-- Begin Data supplied --

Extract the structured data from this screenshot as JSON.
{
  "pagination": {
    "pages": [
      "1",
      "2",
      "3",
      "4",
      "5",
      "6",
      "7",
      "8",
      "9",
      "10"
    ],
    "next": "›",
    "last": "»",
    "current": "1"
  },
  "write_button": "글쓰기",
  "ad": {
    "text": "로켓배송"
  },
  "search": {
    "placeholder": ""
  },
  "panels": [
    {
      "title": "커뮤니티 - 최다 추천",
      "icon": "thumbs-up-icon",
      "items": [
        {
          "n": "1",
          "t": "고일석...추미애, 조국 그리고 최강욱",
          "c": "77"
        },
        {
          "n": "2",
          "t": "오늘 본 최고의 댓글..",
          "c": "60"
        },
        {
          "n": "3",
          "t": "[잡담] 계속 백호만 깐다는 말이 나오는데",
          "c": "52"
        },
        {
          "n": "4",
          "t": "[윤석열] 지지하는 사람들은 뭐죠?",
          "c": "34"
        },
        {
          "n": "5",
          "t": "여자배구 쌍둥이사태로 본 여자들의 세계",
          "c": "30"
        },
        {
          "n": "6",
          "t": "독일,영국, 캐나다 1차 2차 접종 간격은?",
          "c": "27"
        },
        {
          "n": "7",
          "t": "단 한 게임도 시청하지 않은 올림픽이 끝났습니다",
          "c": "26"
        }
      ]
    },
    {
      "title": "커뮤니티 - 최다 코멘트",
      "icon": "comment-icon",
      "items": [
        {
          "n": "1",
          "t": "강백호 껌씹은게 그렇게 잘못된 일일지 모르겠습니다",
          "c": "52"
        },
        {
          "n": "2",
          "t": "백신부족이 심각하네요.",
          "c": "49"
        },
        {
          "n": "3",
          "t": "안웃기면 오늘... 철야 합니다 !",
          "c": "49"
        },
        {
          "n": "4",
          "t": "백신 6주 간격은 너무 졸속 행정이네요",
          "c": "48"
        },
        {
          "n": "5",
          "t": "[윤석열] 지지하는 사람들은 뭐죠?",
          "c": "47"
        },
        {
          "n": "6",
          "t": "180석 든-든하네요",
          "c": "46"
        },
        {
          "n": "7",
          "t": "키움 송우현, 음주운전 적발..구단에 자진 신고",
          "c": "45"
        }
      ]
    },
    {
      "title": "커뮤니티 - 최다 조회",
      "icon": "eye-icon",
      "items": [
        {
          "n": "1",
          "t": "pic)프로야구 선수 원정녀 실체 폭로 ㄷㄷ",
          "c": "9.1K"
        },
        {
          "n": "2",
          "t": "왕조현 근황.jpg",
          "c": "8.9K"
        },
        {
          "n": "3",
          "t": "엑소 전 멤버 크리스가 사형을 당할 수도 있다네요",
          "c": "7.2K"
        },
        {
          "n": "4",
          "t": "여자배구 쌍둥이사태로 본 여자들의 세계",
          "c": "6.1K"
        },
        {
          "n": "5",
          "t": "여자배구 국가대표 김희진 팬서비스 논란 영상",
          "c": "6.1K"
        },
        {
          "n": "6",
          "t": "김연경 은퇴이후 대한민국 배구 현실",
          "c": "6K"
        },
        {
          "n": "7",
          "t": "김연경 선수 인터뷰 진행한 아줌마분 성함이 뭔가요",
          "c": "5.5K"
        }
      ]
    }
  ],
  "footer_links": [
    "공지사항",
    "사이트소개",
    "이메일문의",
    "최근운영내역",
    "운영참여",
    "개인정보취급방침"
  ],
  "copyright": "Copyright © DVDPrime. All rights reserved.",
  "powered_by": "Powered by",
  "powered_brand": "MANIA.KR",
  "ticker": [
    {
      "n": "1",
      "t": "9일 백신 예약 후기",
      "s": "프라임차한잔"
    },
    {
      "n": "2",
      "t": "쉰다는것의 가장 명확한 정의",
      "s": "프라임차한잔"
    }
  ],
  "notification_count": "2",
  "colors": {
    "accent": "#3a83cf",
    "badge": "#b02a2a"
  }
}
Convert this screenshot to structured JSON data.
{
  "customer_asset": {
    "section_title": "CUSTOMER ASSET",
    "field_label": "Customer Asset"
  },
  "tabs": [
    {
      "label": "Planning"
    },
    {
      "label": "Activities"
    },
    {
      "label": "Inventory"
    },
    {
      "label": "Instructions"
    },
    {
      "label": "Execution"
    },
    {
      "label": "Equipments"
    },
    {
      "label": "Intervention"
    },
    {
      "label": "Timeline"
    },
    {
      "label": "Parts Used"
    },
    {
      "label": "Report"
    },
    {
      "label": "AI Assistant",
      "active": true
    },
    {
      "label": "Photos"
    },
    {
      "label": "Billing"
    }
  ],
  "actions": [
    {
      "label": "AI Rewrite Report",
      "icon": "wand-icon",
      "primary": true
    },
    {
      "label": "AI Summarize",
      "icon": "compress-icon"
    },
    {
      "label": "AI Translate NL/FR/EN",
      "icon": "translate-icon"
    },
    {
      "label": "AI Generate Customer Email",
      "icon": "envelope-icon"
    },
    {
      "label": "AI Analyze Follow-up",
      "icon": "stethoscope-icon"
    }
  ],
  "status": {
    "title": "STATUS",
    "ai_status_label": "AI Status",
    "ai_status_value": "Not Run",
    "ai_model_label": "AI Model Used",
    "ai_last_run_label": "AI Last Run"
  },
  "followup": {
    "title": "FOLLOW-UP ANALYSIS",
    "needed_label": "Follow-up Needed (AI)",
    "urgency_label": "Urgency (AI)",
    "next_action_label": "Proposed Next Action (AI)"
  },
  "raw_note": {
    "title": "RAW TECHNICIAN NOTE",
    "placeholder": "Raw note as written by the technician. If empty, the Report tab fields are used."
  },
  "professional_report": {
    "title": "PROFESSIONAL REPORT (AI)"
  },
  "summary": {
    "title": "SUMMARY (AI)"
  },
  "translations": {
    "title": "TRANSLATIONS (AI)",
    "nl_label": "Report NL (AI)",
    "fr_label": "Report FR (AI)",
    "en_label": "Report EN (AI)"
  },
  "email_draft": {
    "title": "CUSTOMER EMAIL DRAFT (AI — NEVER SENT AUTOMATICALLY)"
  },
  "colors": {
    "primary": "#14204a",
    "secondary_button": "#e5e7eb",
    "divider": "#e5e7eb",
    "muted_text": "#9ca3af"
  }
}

-- End Data supplied --

[Goal of the exercise] Write out every line from the records above, word for word.

[The output]
Extract the structured data from this screenshot as JSON.
{
  "pagination": {
    "pages": [
      "1",
      "2",
      "3",
      "4",
      "5",
      "6",
      "7",
      "8",
      "9",
      "10"
    ],
    "next": "›",
    "last": "»",
    "current": "1"
  },
  "write_button": "글쓰기",
  "ad": {
    "text": "로켓배송"
  },
  "search": {
    "placeholder": ""
  },
  "panels": [
    {
      "title": "커뮤니티 - 최다 추천",
      "icon": "thumbs-up-icon",
      "items": [
        {
          "n": "1",
          "t": "고일석...추미애, 조국 그리고 최강욱",
          "c": "77"
        },
        {
          "n": "2",
          "t": "오늘 본 최고의 댓글..",
          "c": "60"
        },
        {
          "n": "3",
          "t": "[잡담] 계속 백호만 깐다는 말이 나오는데",
          "c": "52"
        },
        {
          "n": "4",
          "t": "[윤석열] 지지하는 사람들은 뭐죠?",
          "c": "34"
        },
        {
          "n": "5",
          "t": "여자배구 쌍둥이사태로 본 여자들의 세계",
          "c": "30"
        },
        {
          "n": "6",
          "t": "독일,영국, 캐나다 1차 2차 접종 간격은?",
          "c": "27"
        },
        {
          "n": "7",
          "t": "단 한 게임도 시청하지 않은 올림픽이 끝났습니다",
          "c": "26"
        }
      ]
    },
    {
      "title": "커뮤니티 - 최다 코멘트",
      "icon": "comment-icon",
      "items": [
        {
          "n": "1",
          "t": "강백호 껌씹은게 그렇게 잘못된 일일지 모르겠습니다",
          "c": "52"
        },
        {
          "n": "2",
          "t": "백신부족이 심각하네요.",
          "c": "49"
        },
        {
          "n": "3",
          "t": "안웃기면 오늘... 철야 합니다 !",
          "c": "49"
        },
        {
          "n": "4",
          "t": "백신 6주 간격은 너무 졸속 행정이네요",
          "c": "48"
        },
        {
          "n": "5",
          "t": "[윤석열] 지지하는 사람들은 뭐죠?",
          "c": "47"
        },
        {
          "n": "6",
          "t": "180석 든-든하네요",
          "c": "46"
        },
        {
          "n": "7",
          "t": "키움 송우현, 음주운전 적발..구단에 자진 신고",
          "c": "45"
        }
      ]
    },
    {
      "title": "커뮤니티 - 최다 조회",
      "icon": "eye-icon",
      "items": [
        {
          "n": "1",
          "t": "pic)프로야구 선수 원정녀 실체 폭로 ㄷㄷ",
          "c": "9.1K"
        },
        {
          "n": "2",
          "t": "왕조현 근황.jpg",
          "c": "8.9K"
        },
        {
          "n": "3",
          "t": "엑소 전 멤버 크리스가 사형을 당할 수도 있다네요",
          "c": "7.2K"
        },
        {
          "n": "4",
          "t": "여자배구 쌍둥이사태로 본 여자들의 세계",
          "c": "6.1K"
        },
        {
          "n": "5",
          "t": "여자배구 국가대표 김희진 팬서비스 논란 영상",
          "c": "6.1K"
        },
        {
          "n": "6",
          "t": "김연경 은퇴이후 대한민국 배구 현실",
          "c": "6K"
        },
        {
          "n": "7",
          "t": "김연경 선수 인터뷰 진행한 아줌마분 성함이 뭔가요",
          "c": "5.5K"
        }
      ]
    }
  ],
  "footer_links": [
    "공지사항",
    "사이트소개",
    "이메일문의",
    "최근운영내역",
    "운영참여",
    "개인정보취급방침"
  ],
  "copyright": "Copyright © DVDPrime. All rights reserved.",
  "powered_by": "Powered by",
  "powered_brand": "MANIA.KR",
  "ticker": [
    {
      "n": "1",
      "t": "9일 백신 예약 후기",
      "s": "프라임차한잔"
    },
    {
      "n": "2",
      "t": "쉰다는것의 가장 명확한 정의",
      "s": "프라임차한잔"
    }
  ],
  "notification_count": "2",
  "colors": {
    "accent": "#3a83cf",
    "badge": "#b02a2a"
  }
}
Convert this screenshot to structured JSON data.
{
  "customer_asset": {
    "section_title": "CUSTOMER ASSET",
    "field_label": "Customer Asset"
  },
  "tabs": [
    {
      "label": "Planning"
    },
    {
      "label": "Activities"
    },
    {
      "label": "Inventory"
    },
    {
      "label": "Instructions"
    },
    {
      "label": "Execution"
    },
    {
      "label": "Equipments"
    },
    {
      "label": "Intervention"
    },
    {
      "label": "Timeline"
    },
    {
      "label": "Parts Used"
    },
    {
      "label": "Report"
    },
    {
      "label": "AI Assistant",
      "active": true
    },
    {
      "label": "Photos"
    },
    {
      "label": "Billing"
    }
  ],
  "actions": [
    {
      "label": "AI Rewrite Report",
      "icon": "wand-icon",
      "primary": true
    },
    {
      "label": "AI Summarize",
      "icon": "compress-icon"
    },
    {
      "label": "AI Translate NL/FR/EN",
      "icon": "translate-icon"
    },
    {
      "label": "AI Generate Customer Email",
      "icon": "envelope-icon"
    },
    {
      "label": "AI Analyze Follow-up",
      "icon": "stethoscope-icon"
    }
  ],
  "status": {
    "title": "STATUS",
    "ai_status_label": "AI Status",
    "ai_status_value": "Not Run",
    "ai_model_label": "AI Model Used",
    "ai_last_run_label": "AI Last Run"
  },
  "followup": {
    "title": "FOLLOW-UP ANALYSIS",
    "needed_label": "Follow-up Needed (AI)",
    "urgency_label": "Urgency (AI)",
    "next_action_label": "Proposed Next Action (AI)"
  },
  "raw_note": {
    "title": "RAW TECHNICIAN NOTE",
    "placeholder": "Raw note as written by the technician. If empty, the Report tab fields are used."
  },
  "professional_report": {
    "title": "PROFESSIONAL REPORT (AI)"
  },
  "summary": {
    "title": "SUMMARY (AI)"
  },
  "translations": {
    "title": "TRANSLATIONS (AI)",
    "nl_label": "Report NL (AI)",
    "fr_label": "Report FR (AI)",
    "en_label": "Report EN (AI)"
  },
  "email_draft": {
    "title": "CUSTOMER EMAIL DRAFT (AI — NEVER SENT AUTOMATICALLY)"
  },
  "colors": {
    "primary": "#14204a",
    "secondary_button": "#e5e7eb",
    "divider": "#e5e7eb",
    "muted_text": "#9ca3af"
  }
}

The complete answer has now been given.